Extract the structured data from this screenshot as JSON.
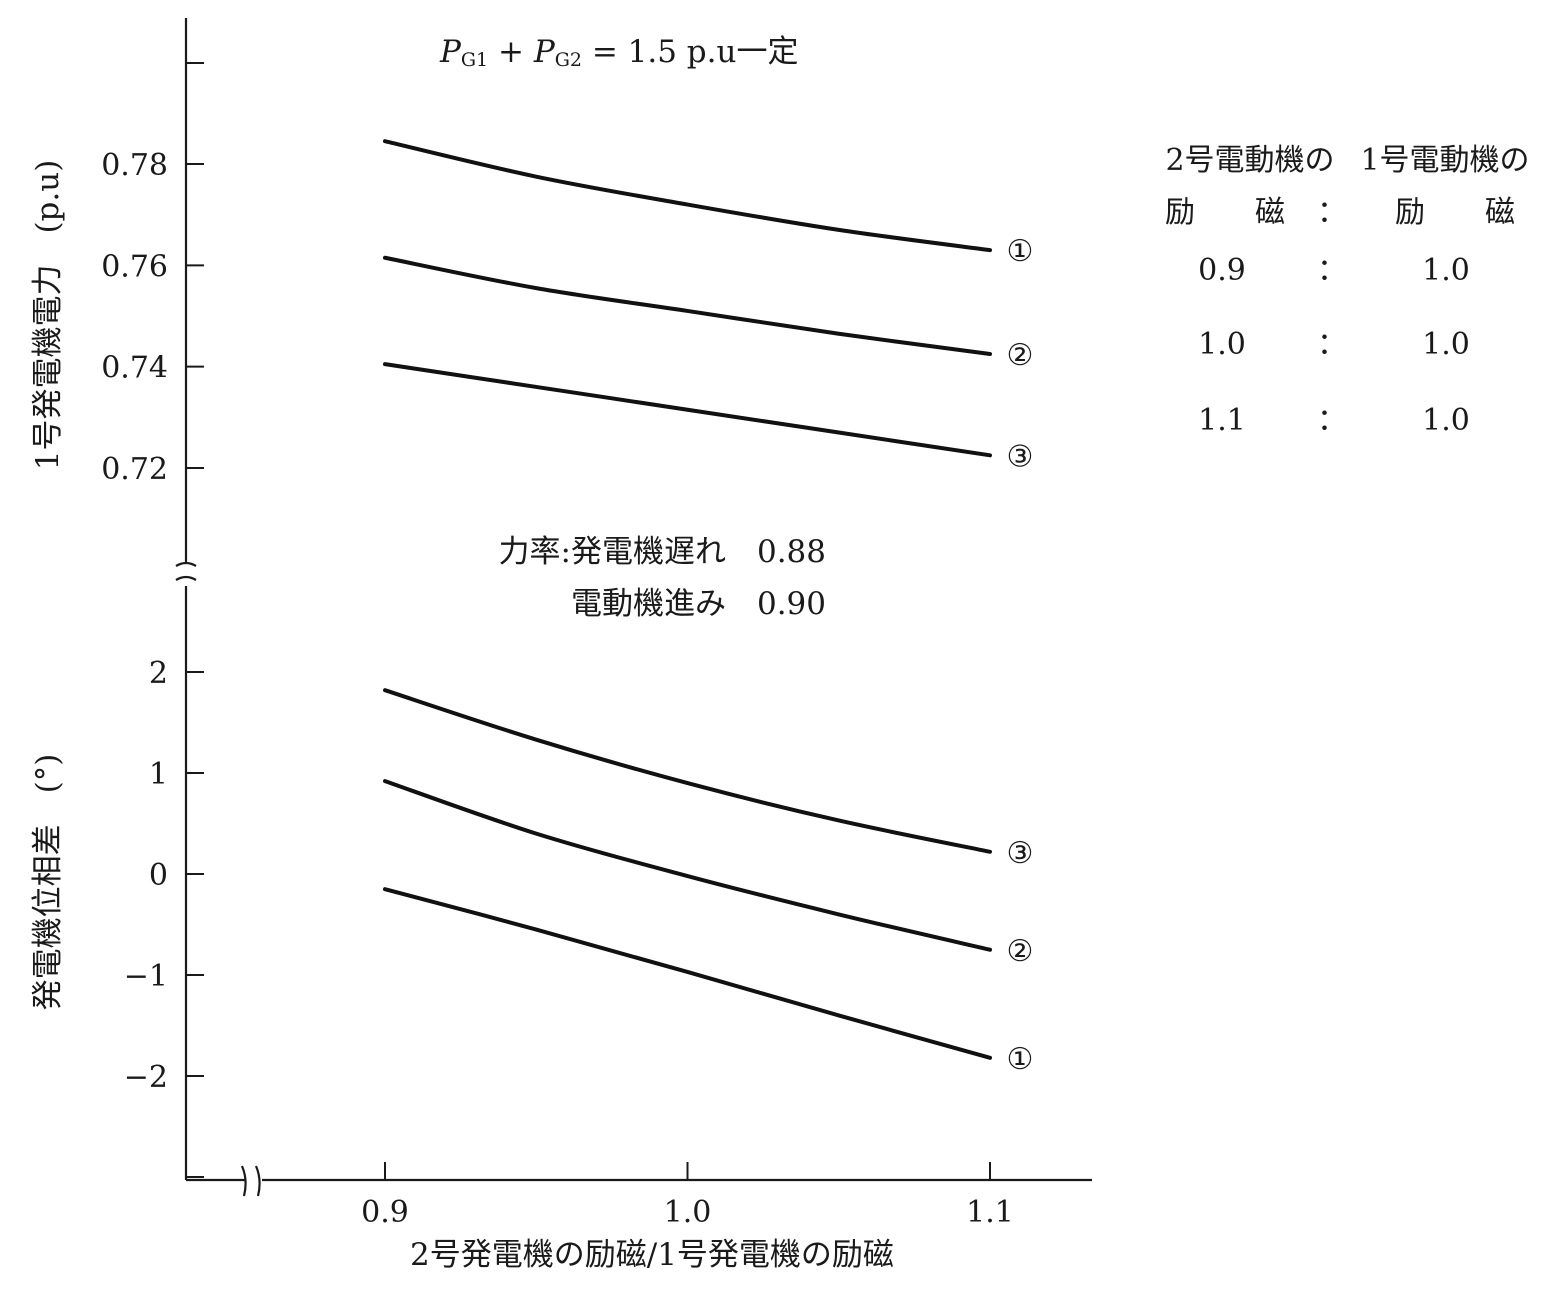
{
  "chart_data": [
    {
      "type": "line",
      "title": "P_G1 + P_G2 = 1.5 p.u一定",
      "title_parts": [
        "P",
        "G1",
        " + ",
        "P",
        "G2",
        " = 1.5 p.u一定"
      ],
      "xlabel": "2号発電機の励磁/1号発電機の励磁",
      "ylabel": "1号発電機電力　(p.u)",
      "xlim": [
        0.9,
        1.1
      ],
      "ylim": [
        0.7,
        0.8
      ],
      "yticks": [
        0.72,
        0.74,
        0.76,
        0.78
      ],
      "ytick_labels": [
        "0.72",
        "0.74",
        "0.76",
        "0.78"
      ],
      "series": [
        {
          "marker": "①",
          "x": [
            0.9,
            0.95,
            1.0,
            1.05,
            1.1
          ],
          "y": [
            0.7845,
            0.7775,
            0.772,
            0.767,
            0.763
          ]
        },
        {
          "marker": "②",
          "x": [
            0.9,
            0.95,
            1.0,
            1.05,
            1.1
          ],
          "y": [
            0.7615,
            0.7555,
            0.751,
            0.7465,
            0.7425
          ]
        },
        {
          "marker": "③",
          "x": [
            0.9,
            0.95,
            1.0,
            1.05,
            1.1
          ],
          "y": [
            0.7405,
            0.736,
            0.7315,
            0.727,
            0.7225
          ]
        }
      ]
    },
    {
      "type": "line",
      "xlabel": "2号発電機の励磁/1号発電機の励磁",
      "ylabel": "発電機位相差　(°)",
      "xlim": [
        0.9,
        1.1
      ],
      "ylim": [
        -3,
        2.5
      ],
      "yticks": [
        2,
        1,
        0,
        -1,
        -2
      ],
      "ytick_labels": [
        "2",
        "1",
        "0",
        "−1",
        "−2"
      ],
      "xticks": [
        0.9,
        1.0,
        1.1
      ],
      "xtick_labels": [
        "0.9",
        "1.0",
        "1.1"
      ],
      "annotation": [
        "力率:発電機遅れ　0.88",
        "電動機進み　0.90"
      ],
      "series": [
        {
          "marker": "③",
          "x": [
            0.9,
            0.95,
            1.0,
            1.05,
            1.1
          ],
          "y": [
            1.82,
            1.33,
            0.9,
            0.53,
            0.22
          ]
        },
        {
          "marker": "②",
          "x": [
            0.9,
            0.95,
            1.0,
            1.05,
            1.1
          ],
          "y": [
            0.92,
            0.4,
            -0.02,
            -0.4,
            -0.75
          ]
        },
        {
          "marker": "①",
          "x": [
            0.9,
            0.95,
            1.0,
            1.05,
            1.1
          ],
          "y": [
            -0.15,
            -0.55,
            -0.97,
            -1.4,
            -1.82
          ]
        }
      ]
    }
  ],
  "legend": {
    "header": [
      "2号電動機の",
      "1号電動機の"
    ],
    "header2": [
      "励　　磁",
      "：",
      "励　　磁"
    ],
    "rows": [
      {
        "a": "0.9",
        "sep": "：",
        "b": "1.0"
      },
      {
        "a": "1.0",
        "sep": "：",
        "b": "1.0"
      },
      {
        "a": "1.1",
        "sep": "：",
        "b": "1.0"
      }
    ]
  }
}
§ §
TASK PROMPT: Copy the records above exactly. The pictures are not part of the copy.

REPLY:
Extract the structured data from this screenshot as JSON.
{
  "chart_data": [
    {
      "type": "line",
      "title": "P_G1 + P_G2 = 1.5 p.u一定",
      "title_parts": [
        "P",
        "G1",
        " + ",
        "P",
        "G2",
        " = 1.5 p.u一定"
      ],
      "xlabel": "2号発電機の励磁/1号発電機の励磁",
      "ylabel": "1号発電機電力　(p.u)",
      "xlim": [
        0.9,
        1.1
      ],
      "ylim": [
        0.7,
        0.8
      ],
      "yticks": [
        0.72,
        0.74,
        0.76,
        0.78
      ],
      "ytick_labels": [
        "0.72",
        "0.74",
        "0.76",
        "0.78"
      ],
      "series": [
        {
          "marker": "①",
          "x": [
            0.9,
            0.95,
            1.0,
            1.05,
            1.1
          ],
          "y": [
            0.7845,
            0.7775,
            0.772,
            0.767,
            0.763
          ]
        },
        {
          "marker": "②",
          "x": [
            0.9,
            0.95,
            1.0,
            1.05,
            1.1
          ],
          "y": [
            0.7615,
            0.7555,
            0.751,
            0.7465,
            0.7425
          ]
        },
        {
          "marker": "③",
          "x": [
            0.9,
            0.95,
            1.0,
            1.05,
            1.1
          ],
          "y": [
            0.7405,
            0.736,
            0.7315,
            0.727,
            0.7225
          ]
        }
      ]
    },
    {
      "type": "line",
      "xlabel": "2号発電機の励磁/1号発電機の励磁",
      "ylabel": "発電機位相差　(°)",
      "xlim": [
        0.9,
        1.1
      ],
      "ylim": [
        -3,
        2.5
      ],
      "yticks": [
        2,
        1,
        0,
        -1,
        -2
      ],
      "ytick_labels": [
        "2",
        "1",
        "0",
        "−1",
        "−2"
      ],
      "xticks": [
        0.9,
        1.0,
        1.1
      ],
      "xtick_labels": [
        "0.9",
        "1.0",
        "1.1"
      ],
      "annotation": [
        "力率:発電機遅れ　0.88",
        "電動機進み　0.90"
      ],
      "series": [
        {
          "marker": "③",
          "x": [
            0.9,
            0.95,
            1.0,
            1.05,
            1.1
          ],
          "y": [
            1.82,
            1.33,
            0.9,
            0.53,
            0.22
          ]
        },
        {
          "marker": "②",
          "x": [
            0.9,
            0.95,
            1.0,
            1.05,
            1.1
          ],
          "y": [
            0.92,
            0.4,
            -0.02,
            -0.4,
            -0.75
          ]
        },
        {
          "marker": "①",
          "x": [
            0.9,
            0.95,
            1.0,
            1.05,
            1.1
          ],
          "y": [
            -0.15,
            -0.55,
            -0.97,
            -1.4,
            -1.82
          ]
        }
      ]
    }
  ],
  "legend": {
    "header": [
      "2号電動機の",
      "1号電動機の"
    ],
    "header2": [
      "励　　磁",
      "：",
      "励　　磁"
    ],
    "rows": [
      {
        "a": "0.9",
        "sep": "：",
        "b": "1.0"
      },
      {
        "a": "1.0",
        "sep": "：",
        "b": "1.0"
      },
      {
        "a": "1.1",
        "sep": "：",
        "b": "1.0"
      }
    ]
  }
}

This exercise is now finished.